__Extracted text__.
Dr. Shanaz Tiwari, lecturer of mathematics and statistics at Louisiana Tech, recruited the students two weeks before the event. Shortly after the students were recruited, Louisiana Tech’s campuses were closed due to a snowstorm that kept students, staff, and faculty from the University for a week.
“Since my Louisiana Tech professor believed in me enough to reach out to me,” Everett said of her participation, “I had the confidence to go forward with the Bee! All the mathematics classes I have taken at Louisiana Tech gave me the foundation to succeed at the competition. Without the effort and passion my professors have had for the topics they teach, I would not have the tools to approach problems of the level that were on the Integration Bee ‘test’. That’s one of the best things about the professors here at Tech, from my experience – they don’t just teach what you need to know for the test. I have learned the techniques and foundational theories to approach problems that I will experience in my career!”
“I participated in the Integration Bee because I think math is so much fun,” Barras added, “which I know is due to the amazing professors I have had at Louisiana Tech, like Dr. Tiwari and Dr. (Jonathan) Walters (lecturer of mathematics and statistics), who have taught me all I know! I am thankful that I was able to participate.”
Tiwari says that she’s impressed with the students’ performances despite the short preparation time and the distractions that followed.
“We quickly reached out to a couple students around February 10 to find out if they would be willing to participate in the event on Saturday, February 27 knowing that it was in the middle of finals and very short notice. They all enthusiastically replied yes. We then had the snow storm, and everything was really on the students as individuals. I am very proud of the group of students that competed.”
The Mathematical Association of America is the largest professional society that focuses on mathematics at the undergraduate level. Members include university, college and high school teachers; graduate and undergraduate students; pure and applied mathematicians; computer scientists; statisticians; and others in academia, government, business and industry. The Louisiana-Mississippi Section of the Mathematical Association of America serves mathematicians in Louisiana and Mississippi.

__Tasks for this exercise__.
1/ According to the article about the Integration Bee, who recruited the students for the event?
2/ Based on the article about the Integration Bee, explain why Tiwari was impressed with the students' performances.
3/ Reproduce the part of the article about the Integration Bee between "Dr. Shanaz Tiwari, lecturer" and "for a week.", inclusive.
The data that follows is separate material and is unrelated to the article about the Integration Bee.

__Data__.

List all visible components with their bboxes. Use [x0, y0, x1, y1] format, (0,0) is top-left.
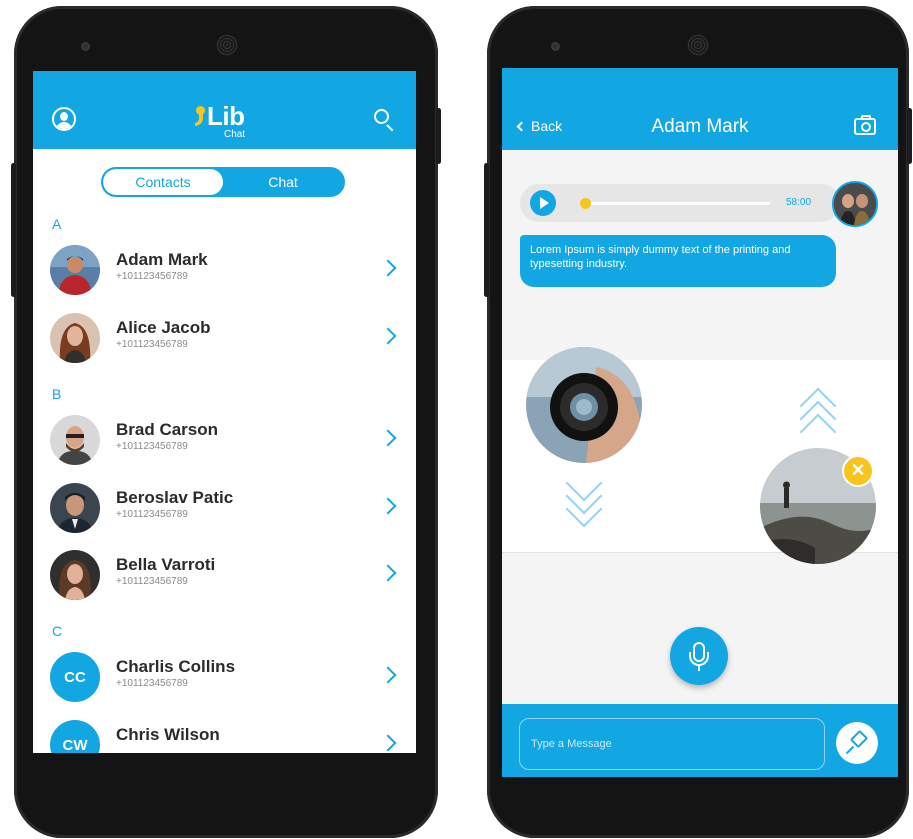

__Responses by task__.
1/ Dr. Shanaz Tiwari, a lecturer of mathematics and statistics at Louisiana Tech, recruited them.

2/ Tiwari was impressed because the students did well despite a short preparation time and the distractions that followed. They were contacted around February 10 for a February 27 event that fell in the middle of finals. A snowstorm then left their preparation entirely up to them as individuals.

3/
Dr. Shanaz Tiwari, lecturer of mathematics and statistics at Louisiana Tech, recruited the students two weeks before the event. Shortly after the students were recruited, Louisiana Tech’s campuses were closed due to a snowstorm that kept students, staff, and faculty from the University for a week.